### What needs to be done
Read the records and write them out again exactly.

─── Dataset extract ───

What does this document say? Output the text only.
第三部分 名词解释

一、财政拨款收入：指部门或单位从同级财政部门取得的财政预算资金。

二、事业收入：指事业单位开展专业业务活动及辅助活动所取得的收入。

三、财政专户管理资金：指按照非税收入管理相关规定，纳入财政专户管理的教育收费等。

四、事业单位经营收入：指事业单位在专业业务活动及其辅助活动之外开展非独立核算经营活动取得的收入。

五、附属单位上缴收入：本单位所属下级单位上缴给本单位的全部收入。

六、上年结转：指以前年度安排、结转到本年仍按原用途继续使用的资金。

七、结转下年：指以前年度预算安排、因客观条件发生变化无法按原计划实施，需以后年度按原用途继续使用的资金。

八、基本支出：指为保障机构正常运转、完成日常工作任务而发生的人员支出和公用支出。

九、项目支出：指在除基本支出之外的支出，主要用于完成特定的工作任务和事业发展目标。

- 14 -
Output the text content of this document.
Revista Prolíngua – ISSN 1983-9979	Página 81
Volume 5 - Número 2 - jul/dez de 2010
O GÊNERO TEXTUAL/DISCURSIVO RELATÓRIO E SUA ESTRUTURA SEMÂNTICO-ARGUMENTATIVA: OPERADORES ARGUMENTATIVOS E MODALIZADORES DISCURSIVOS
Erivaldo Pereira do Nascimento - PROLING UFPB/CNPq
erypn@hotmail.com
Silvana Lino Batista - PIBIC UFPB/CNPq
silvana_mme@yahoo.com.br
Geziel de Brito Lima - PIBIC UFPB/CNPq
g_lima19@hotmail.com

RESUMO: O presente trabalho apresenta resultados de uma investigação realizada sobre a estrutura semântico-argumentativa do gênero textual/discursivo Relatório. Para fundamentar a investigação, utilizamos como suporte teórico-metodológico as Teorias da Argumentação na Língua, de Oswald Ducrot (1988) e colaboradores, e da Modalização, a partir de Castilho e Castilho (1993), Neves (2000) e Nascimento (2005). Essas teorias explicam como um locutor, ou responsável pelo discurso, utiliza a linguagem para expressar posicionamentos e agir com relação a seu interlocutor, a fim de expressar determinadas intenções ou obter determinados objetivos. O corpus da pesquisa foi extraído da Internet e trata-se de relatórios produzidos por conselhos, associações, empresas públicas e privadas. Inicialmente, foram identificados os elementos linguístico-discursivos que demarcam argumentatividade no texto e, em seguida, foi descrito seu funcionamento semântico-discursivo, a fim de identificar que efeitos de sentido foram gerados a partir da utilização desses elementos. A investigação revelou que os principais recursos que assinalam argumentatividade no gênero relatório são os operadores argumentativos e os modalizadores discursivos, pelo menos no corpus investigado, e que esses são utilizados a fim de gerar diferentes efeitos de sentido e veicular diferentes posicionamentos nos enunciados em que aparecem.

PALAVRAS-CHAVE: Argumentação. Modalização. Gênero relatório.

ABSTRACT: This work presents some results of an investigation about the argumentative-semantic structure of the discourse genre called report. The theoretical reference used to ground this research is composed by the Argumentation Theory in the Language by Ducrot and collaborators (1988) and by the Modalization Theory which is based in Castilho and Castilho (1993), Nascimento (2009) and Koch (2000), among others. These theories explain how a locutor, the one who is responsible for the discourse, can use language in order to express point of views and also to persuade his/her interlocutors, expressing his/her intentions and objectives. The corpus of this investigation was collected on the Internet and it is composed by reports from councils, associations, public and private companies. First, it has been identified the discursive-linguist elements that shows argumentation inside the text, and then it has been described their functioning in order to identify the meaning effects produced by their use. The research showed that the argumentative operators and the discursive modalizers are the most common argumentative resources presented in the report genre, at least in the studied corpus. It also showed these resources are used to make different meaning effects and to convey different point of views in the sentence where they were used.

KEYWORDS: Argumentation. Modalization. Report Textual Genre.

───

### In response
What does this document say? Output the text only.
第三部分 名词解释

一、财政拨款收入：指部门或单位从同级财政部门取得的财政预算资金。

二、事业收入：指事业单位开展专业业务活动及辅助活动所取得的收入。

三、财政专户管理资金：指按照非税收入管理相关规定，纳入财政专户管理的教育收费等。

四、事业单位经营收入：指事业单位在专业业务活动及其辅助活动之外开展非独立核算经营活动取得的收入。

五、附属单位上缴收入：本单位所属下级单位上缴给本单位的全部收入。

六、上年结转：指以前年度安排、结转到本年仍按原用途继续使用的资金。

七、结转下年：指以前年度预算安排、因客观条件发生变化无法按原计划实施，需以后年度按原用途继续使用的资金。

八、基本支出：指为保障机构正常运转、完成日常工作任务而发生的人员支出和公用支出。

九、项目支出：指在除基本支出之外的支出，主要用于完成特定的工作任务和事业发展目标。

- 14 -
Output the text content of this document.
Revista Prolíngua – ISSN 1983-9979	Página 81
Volume 5 - Número 2 - jul/dez de 2010
O GÊNERO TEXTUAL/DISCURSIVO RELATÓRIO E SUA ESTRUTURA SEMÂNTICO-ARGUMENTATIVA: OPERADORES ARGUMENTATIVOS E MODALIZADORES DISCURSIVOS
Erivaldo Pereira do Nascimento - PROLING UFPB/CNPq
erypn@hotmail.com
Silvana Lino Batista - PIBIC UFPB/CNPq
silvana_mme@yahoo.com.br
Geziel de Brito Lima - PIBIC UFPB/CNPq
g_lima19@hotmail.com

RESUMO: O presente trabalho apresenta resultados de uma investigação realizada sobre a estrutura semântico-argumentativa do gênero textual/discursivo Relatório. Para fundamentar a investigação, utilizamos como suporte teórico-metodológico as Teorias da Argumentação na Língua, de Oswald Ducrot (1988) e colaboradores, e da Modalização, a partir de Castilho e Castilho (1993), Neves (2000) e Nascimento (2005). Essas teorias explicam como um locutor, ou responsável pelo discurso, utiliza a linguagem para expressar posicionamentos e agir com relação a seu interlocutor, a fim de expressar determinadas intenções ou obter determinados objetivos. O corpus da pesquisa foi extraído da Internet e trata-se de relatórios produzidos por conselhos, associações, empresas públicas e privadas. Inicialmente, foram identificados os elementos linguístico-discursivos que demarcam argumentatividade no texto e, em seguida, foi descrito seu funcionamento semântico-discursivo, a fim de identificar que efeitos de sentido foram gerados a partir da utilização desses elementos. A investigação revelou que os principais recursos que assinalam argumentatividade no gênero relatório são os operadores argumentativos e os modalizadores discursivos, pelo menos no corpus investigado, e que esses são utilizados a fim de gerar diferentes efeitos de sentido e veicular diferentes posicionamentos nos enunciados em que aparecem.

PALAVRAS-CHAVE: Argumentação. Modalização. Gênero relatório.

ABSTRACT: This work presents some results of an investigation about the argumentative-semantic structure of the discourse genre called report. The theoretical reference used to ground this research is composed by the Argumentation Theory in the Language by Ducrot and collaborators (1988) and by the Modalization Theory which is based in Castilho and Castilho (1993), Nascimento (2009) and Koch (2000), among others. These theories explain how a locutor, the one who is responsible for the discourse, can use language in order to express point of views and also to persuade his/her interlocutors, expressing his/her intentions and objectives. The corpus of this investigation was collected on the Internet and it is composed by reports from councils, associations, public and private companies. First, it has been identified the discursive-linguist elements that shows argumentation inside the text, and then it has been described their functioning in order to identify the meaning effects produced by their use. The research showed that the argumentative operators and the discursive modalizers are the most common argumentative resources presented in the report genre, at least in the studied corpus. It also showed these resources are used to make different meaning effects and to convey different point of views in the sentence where they were used.

KEYWORDS: Argumentation. Modalization. Report Textual Genre.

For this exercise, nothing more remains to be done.